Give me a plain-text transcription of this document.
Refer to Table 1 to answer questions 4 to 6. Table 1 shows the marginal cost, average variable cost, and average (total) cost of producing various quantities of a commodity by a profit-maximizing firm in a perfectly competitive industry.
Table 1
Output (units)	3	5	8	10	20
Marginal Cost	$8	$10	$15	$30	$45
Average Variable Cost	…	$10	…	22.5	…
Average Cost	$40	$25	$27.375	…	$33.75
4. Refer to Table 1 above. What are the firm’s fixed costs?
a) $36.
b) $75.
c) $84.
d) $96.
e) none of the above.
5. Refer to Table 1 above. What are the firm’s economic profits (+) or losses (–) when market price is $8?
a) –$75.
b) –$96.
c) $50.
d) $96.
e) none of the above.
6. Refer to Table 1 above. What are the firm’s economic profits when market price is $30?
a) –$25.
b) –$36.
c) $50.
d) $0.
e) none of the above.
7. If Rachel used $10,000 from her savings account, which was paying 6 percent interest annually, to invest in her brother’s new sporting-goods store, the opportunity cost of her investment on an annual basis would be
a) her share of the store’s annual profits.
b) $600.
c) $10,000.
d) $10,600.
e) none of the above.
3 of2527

##########

Written task -> Copy all of the material word for word.

Correct response ->
Give me a plain-text transcription of this document.
Refer to Table 1 to answer questions 4 to 6. Table 1 shows the marginal cost, average variable cost, and average (total) cost of producing various quantities of a commodity by a profit-maximizing firm in a perfectly competitive industry.
Table 1
Output (units)	3	5	8	10	20
Marginal Cost	$8	$10	$15	$30	$45
Average Variable Cost	…	$10	…	22.5	…
Average Cost	$40	$25	$27.375	…	$33.75
4. Refer to Table 1 above. What are the firm’s fixed costs?
a) $36.
b) $75.
c) $84.
d) $96.
e) none of the above.
5. Refer to Table 1 above. What are the firm’s economic profits (+) or losses (–) when market price is $8?
a) –$75.
b) –$96.
c) $50.
d) $96.
e) none of the above.
6. Refer to Table 1 above. What are the firm’s economic profits when market price is $30?
a) –$25.
b) –$36.
c) $50.
d) $0.
e) none of the above.
7. If Rachel used $10,000 from her savings account, which was paying 6 percent interest annually, to invest in her brother’s new sporting-goods store, the opportunity cost of her investment on an annual basis would be
a) her share of the store’s annual profits.
b) $600.
c) $10,000.
d) $10,600.
e) none of the above.
3 of2527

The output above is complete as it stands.